◆ THE REQUEST: Take every line where the string "Output" appears and copy it.

————

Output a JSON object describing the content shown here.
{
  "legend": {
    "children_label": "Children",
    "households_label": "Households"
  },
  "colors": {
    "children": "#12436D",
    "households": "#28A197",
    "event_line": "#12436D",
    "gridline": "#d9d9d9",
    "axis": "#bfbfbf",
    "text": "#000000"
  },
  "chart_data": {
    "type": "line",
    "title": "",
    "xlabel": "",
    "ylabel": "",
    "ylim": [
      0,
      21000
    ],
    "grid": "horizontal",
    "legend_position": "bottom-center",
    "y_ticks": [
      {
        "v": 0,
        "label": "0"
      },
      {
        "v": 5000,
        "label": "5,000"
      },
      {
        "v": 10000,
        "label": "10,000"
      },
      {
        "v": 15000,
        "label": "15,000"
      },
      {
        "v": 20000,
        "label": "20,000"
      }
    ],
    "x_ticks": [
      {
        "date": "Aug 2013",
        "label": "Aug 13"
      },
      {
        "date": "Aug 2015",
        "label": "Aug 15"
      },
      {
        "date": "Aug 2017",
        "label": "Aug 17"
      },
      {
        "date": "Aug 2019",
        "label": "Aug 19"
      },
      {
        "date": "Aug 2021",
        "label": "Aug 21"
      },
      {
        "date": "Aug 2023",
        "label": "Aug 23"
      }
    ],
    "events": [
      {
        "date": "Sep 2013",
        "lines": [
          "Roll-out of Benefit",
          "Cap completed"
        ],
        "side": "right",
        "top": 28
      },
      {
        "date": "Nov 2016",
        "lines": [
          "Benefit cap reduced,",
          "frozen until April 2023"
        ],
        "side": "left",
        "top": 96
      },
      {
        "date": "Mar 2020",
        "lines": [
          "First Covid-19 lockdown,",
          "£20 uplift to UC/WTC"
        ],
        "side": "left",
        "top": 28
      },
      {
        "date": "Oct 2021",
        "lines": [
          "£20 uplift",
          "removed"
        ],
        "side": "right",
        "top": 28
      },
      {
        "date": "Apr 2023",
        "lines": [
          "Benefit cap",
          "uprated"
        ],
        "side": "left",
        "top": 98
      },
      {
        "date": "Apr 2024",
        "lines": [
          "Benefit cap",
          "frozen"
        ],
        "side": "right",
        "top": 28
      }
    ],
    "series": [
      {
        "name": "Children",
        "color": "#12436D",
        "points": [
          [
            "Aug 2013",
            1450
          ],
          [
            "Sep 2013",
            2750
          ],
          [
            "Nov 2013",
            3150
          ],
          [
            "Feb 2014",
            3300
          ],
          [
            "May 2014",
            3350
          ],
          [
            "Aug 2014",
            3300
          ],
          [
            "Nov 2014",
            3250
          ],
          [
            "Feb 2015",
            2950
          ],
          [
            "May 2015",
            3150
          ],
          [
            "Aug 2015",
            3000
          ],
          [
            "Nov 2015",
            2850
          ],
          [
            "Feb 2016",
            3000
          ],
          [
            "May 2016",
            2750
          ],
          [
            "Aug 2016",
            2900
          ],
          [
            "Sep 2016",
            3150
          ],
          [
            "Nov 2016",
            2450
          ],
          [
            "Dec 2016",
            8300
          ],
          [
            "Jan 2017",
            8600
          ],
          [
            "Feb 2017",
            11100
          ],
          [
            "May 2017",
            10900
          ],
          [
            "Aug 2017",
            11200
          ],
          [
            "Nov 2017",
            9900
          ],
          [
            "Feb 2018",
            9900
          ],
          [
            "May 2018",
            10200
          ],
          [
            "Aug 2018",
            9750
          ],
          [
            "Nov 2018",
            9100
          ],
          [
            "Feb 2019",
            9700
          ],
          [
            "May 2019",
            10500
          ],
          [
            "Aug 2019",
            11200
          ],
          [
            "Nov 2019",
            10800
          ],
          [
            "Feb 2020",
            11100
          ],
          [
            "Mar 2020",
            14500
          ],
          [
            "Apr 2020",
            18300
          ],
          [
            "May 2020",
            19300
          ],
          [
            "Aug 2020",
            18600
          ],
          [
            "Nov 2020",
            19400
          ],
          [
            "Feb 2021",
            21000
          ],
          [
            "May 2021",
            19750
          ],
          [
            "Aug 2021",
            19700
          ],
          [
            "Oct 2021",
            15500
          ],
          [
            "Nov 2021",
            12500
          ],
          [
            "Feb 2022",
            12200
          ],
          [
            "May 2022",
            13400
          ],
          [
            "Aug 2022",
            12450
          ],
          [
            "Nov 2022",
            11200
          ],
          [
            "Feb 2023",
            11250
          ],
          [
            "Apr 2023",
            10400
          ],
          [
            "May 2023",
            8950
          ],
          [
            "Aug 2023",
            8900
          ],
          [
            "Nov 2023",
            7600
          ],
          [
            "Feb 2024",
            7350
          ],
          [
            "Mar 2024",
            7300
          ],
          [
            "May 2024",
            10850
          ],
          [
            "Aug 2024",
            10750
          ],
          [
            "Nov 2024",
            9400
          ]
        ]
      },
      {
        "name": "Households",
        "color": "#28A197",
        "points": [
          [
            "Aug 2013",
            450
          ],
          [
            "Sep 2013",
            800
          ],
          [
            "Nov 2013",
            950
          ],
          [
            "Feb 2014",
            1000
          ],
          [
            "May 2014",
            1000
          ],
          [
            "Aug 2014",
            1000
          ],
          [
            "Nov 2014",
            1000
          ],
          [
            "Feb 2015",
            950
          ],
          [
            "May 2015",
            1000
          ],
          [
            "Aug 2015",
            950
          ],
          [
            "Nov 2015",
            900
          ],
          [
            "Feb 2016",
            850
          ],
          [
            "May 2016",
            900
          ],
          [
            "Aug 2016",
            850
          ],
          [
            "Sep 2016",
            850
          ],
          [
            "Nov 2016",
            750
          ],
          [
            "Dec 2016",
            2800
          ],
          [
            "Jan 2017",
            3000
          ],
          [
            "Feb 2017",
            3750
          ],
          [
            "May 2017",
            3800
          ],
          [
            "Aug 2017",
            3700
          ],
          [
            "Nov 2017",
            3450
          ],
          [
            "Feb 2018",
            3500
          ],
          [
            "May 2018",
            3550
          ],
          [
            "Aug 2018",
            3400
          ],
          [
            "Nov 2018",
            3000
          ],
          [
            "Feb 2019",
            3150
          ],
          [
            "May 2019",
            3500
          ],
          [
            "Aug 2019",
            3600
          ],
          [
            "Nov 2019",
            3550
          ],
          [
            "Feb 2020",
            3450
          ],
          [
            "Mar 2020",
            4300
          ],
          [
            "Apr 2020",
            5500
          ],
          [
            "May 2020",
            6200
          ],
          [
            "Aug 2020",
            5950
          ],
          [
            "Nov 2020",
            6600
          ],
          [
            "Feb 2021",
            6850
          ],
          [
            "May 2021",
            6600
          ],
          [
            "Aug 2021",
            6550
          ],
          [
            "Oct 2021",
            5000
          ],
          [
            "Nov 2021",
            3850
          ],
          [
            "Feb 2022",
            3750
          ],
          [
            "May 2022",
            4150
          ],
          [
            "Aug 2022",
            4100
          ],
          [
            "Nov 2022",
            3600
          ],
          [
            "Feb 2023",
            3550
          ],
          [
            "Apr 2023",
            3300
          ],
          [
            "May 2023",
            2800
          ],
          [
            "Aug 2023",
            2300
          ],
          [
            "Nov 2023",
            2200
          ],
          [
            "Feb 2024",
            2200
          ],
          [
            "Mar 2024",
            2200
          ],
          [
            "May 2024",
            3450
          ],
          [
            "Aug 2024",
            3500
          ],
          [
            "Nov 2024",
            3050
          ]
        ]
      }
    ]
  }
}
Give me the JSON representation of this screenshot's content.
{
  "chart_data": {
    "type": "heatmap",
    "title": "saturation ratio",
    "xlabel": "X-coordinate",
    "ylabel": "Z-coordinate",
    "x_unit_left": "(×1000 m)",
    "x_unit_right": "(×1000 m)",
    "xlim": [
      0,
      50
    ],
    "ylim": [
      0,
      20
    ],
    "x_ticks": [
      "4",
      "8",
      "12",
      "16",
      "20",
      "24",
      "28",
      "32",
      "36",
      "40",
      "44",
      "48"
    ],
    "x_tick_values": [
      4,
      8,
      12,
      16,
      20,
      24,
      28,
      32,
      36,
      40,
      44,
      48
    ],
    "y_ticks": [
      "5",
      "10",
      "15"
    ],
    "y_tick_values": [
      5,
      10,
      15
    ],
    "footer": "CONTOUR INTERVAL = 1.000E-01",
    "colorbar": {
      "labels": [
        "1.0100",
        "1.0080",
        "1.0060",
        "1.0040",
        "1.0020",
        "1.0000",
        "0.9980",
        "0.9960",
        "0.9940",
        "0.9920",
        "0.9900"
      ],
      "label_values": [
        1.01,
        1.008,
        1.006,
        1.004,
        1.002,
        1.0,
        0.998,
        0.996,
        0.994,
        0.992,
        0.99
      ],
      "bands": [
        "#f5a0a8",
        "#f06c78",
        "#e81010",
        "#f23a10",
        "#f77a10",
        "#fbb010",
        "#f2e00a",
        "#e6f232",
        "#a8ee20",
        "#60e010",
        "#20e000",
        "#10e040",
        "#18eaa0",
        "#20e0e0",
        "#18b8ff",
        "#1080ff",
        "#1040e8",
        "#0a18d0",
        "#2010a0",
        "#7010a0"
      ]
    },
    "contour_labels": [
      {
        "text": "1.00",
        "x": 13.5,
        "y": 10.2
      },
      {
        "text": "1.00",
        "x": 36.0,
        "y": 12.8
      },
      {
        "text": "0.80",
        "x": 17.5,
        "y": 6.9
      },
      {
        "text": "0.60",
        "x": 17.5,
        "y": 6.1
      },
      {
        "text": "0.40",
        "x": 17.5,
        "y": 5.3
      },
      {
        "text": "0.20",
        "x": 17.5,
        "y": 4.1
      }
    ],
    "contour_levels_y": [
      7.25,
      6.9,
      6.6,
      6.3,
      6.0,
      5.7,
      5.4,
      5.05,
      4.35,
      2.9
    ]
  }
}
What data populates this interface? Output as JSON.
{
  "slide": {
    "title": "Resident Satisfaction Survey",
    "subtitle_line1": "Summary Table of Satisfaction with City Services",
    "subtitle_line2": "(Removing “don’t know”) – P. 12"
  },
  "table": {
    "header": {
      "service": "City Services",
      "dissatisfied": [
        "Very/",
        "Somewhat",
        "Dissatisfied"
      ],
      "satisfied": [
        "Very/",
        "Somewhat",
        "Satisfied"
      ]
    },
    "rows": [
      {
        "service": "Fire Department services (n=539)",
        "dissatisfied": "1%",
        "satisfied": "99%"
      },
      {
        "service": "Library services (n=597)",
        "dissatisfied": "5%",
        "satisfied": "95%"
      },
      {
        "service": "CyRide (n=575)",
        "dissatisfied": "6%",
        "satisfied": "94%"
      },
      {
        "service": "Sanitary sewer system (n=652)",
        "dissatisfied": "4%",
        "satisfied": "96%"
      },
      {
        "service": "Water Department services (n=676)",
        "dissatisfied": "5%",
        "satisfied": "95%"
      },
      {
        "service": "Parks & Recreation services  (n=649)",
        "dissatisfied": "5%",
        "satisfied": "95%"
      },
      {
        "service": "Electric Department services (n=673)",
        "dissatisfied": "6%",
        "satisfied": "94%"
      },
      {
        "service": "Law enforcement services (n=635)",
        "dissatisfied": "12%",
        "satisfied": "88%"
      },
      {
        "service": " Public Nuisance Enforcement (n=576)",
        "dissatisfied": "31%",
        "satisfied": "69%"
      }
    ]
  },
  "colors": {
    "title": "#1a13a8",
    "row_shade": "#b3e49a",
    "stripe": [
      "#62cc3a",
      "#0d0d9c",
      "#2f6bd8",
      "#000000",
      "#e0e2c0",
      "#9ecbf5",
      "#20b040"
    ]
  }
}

————

◆ ANSWER BELOW:
Output a JSON object describing the content shown here.
What data populates this interface? Output as JSON.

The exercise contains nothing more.